→ **PASSAGE SHOWN**
Thursday, May 14th, 11 AM

Please join advocates for elders and people with disabilities, public health advocates, concerned community members, and City officials in an online Town Hall on problems of care in nursing homes and other congregate facilities (group homes, board & care homes, assisted living facilities, homeless shelters, SROs, jails etc).

Click here to sign up!

More information about the issue:

The huge concentrations of COVID cases and deaths in care facilities has been a national disgrace. San Francisco is no exception. Contributing factors include no provision of social distancing, the lack of testing, lack of formal or informal oversight, lack of transparency in reporting cases and deaths to families and the public, and the long-standing low-staffing, low pay, and lack of safe conditions and PPE for care workers.

In California, these problems are made worse by (1) the state’s order that nursing homes accept recovering COVID patients, (2) proposed immunity for nursing homes from criminal or civil penalties for COVID deaths during the pandemic, and (3) proposed state triage guidelines if hospitals become overwhelmed that could discriminate against older people, people with disabilities, poor people, fat people, and people of color.

→ **Data excerpts**
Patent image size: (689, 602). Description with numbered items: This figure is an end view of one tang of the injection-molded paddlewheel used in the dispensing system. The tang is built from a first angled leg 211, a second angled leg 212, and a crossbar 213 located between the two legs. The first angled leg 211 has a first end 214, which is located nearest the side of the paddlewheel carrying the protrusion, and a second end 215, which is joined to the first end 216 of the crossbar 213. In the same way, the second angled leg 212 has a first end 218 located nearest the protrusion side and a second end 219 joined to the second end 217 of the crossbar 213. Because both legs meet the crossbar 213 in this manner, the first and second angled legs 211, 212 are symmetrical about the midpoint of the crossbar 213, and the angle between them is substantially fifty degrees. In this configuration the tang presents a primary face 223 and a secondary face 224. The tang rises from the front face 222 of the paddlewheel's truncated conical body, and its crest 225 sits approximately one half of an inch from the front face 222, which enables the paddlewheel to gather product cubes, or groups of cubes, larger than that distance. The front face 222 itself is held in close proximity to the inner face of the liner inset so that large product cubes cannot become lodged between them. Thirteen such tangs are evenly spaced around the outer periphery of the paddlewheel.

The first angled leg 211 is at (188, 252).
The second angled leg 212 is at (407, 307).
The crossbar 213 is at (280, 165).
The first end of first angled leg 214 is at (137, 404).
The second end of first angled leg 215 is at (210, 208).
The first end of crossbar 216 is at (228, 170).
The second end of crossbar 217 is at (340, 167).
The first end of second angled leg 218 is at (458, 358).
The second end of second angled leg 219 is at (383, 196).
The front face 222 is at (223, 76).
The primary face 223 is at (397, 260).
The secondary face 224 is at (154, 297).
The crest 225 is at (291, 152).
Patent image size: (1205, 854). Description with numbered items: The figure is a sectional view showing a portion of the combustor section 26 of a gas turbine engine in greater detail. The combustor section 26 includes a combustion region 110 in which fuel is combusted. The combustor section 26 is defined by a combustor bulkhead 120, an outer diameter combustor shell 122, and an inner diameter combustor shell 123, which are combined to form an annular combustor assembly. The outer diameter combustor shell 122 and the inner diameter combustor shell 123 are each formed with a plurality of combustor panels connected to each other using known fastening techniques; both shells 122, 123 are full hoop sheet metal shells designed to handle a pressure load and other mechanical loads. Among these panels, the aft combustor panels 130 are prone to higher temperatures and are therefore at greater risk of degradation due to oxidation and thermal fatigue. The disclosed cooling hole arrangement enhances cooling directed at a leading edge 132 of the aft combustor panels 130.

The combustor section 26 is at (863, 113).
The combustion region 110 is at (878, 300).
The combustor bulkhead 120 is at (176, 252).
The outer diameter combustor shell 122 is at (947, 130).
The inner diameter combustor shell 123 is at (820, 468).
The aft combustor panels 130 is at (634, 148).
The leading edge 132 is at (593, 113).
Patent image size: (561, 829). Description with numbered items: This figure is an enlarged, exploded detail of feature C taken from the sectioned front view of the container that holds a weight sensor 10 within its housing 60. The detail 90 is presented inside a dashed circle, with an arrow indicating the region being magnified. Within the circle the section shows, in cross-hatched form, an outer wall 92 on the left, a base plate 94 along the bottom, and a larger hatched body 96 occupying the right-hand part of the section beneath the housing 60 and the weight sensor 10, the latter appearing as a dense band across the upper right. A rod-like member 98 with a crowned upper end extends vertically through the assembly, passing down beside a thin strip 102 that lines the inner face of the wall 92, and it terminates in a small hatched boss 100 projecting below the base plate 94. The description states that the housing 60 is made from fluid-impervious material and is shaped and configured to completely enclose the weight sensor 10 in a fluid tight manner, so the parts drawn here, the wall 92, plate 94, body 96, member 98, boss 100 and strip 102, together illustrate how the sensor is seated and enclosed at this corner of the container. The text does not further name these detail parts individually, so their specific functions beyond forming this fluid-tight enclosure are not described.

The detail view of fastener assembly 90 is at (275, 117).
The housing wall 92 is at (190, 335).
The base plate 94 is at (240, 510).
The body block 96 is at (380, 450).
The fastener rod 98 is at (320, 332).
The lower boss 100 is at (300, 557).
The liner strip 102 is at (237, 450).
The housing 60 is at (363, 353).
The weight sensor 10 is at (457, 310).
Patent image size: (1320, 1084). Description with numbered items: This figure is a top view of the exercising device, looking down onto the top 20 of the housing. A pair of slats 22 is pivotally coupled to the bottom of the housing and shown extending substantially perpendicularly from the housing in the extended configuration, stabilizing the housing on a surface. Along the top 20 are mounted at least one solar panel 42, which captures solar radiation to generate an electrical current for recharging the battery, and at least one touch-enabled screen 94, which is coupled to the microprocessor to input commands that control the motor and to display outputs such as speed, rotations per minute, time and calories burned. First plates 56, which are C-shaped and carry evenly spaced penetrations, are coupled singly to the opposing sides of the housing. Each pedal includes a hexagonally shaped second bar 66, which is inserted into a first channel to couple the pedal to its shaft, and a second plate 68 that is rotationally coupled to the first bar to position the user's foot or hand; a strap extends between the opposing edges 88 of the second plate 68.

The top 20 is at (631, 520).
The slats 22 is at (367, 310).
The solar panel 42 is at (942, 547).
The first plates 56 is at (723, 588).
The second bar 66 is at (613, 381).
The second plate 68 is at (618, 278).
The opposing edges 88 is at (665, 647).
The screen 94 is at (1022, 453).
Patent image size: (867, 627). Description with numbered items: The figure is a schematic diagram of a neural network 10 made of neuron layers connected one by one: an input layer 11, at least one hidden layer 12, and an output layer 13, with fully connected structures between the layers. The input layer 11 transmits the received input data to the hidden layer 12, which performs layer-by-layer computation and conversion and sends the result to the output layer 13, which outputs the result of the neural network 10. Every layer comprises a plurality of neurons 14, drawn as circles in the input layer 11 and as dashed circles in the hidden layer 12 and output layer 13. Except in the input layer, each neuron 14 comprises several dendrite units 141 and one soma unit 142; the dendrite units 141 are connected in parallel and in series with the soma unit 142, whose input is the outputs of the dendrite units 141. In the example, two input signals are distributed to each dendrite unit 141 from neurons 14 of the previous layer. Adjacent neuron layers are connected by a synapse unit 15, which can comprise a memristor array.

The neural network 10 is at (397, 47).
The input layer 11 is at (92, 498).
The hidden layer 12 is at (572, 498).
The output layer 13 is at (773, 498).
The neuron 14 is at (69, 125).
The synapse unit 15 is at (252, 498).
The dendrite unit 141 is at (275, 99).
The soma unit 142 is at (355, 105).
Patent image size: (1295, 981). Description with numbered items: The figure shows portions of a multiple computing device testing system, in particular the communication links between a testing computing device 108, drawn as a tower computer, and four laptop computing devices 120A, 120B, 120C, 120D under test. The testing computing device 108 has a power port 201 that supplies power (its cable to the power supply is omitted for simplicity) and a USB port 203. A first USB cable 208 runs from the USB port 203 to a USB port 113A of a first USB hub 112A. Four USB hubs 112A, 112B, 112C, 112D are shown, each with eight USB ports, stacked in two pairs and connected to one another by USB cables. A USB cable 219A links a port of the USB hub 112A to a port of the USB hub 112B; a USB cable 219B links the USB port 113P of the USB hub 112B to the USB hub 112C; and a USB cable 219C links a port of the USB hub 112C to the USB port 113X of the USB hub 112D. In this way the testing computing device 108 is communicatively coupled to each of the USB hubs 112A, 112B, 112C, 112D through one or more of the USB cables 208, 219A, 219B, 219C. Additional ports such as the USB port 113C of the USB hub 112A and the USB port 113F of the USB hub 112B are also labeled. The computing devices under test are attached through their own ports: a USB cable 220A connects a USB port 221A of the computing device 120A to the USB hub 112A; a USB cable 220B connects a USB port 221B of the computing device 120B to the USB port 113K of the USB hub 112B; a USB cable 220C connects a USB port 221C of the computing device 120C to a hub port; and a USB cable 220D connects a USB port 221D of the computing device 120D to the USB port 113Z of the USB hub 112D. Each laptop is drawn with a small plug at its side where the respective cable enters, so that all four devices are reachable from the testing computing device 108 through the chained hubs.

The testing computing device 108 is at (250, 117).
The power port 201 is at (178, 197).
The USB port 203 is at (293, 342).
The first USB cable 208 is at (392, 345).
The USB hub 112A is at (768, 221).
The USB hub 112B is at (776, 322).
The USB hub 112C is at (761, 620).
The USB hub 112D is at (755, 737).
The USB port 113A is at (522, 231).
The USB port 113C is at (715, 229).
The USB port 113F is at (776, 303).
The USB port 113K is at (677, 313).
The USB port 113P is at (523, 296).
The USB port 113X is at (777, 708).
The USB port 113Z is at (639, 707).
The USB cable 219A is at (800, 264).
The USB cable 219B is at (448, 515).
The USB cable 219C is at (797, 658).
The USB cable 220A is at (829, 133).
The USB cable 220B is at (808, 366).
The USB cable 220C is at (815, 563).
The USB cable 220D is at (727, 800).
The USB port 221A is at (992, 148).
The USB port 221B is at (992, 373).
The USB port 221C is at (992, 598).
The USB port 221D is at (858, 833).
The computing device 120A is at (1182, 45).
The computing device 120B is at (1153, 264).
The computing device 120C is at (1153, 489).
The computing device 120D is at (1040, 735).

→ **PROBLEM REQUIREMENTS**
Return the stretch of the town hall announcement from "In California, these" through "people of color.", copied word for word. The data shown here were taken from a different source than the town hall announcement.

→ **ANSWER TO THE EXERCISE**
In California, these problems are made worse by (1) the state’s order that nursing homes accept recovering COVID patients, (2) proposed immunity for nursing homes from criminal or civil penalties for COVID deaths during the pandemic, and (3) proposed state triage guidelines if hospitals become overwhelmed that could discriminate against older people, people with disabilities, poor people, fat people, and people of color.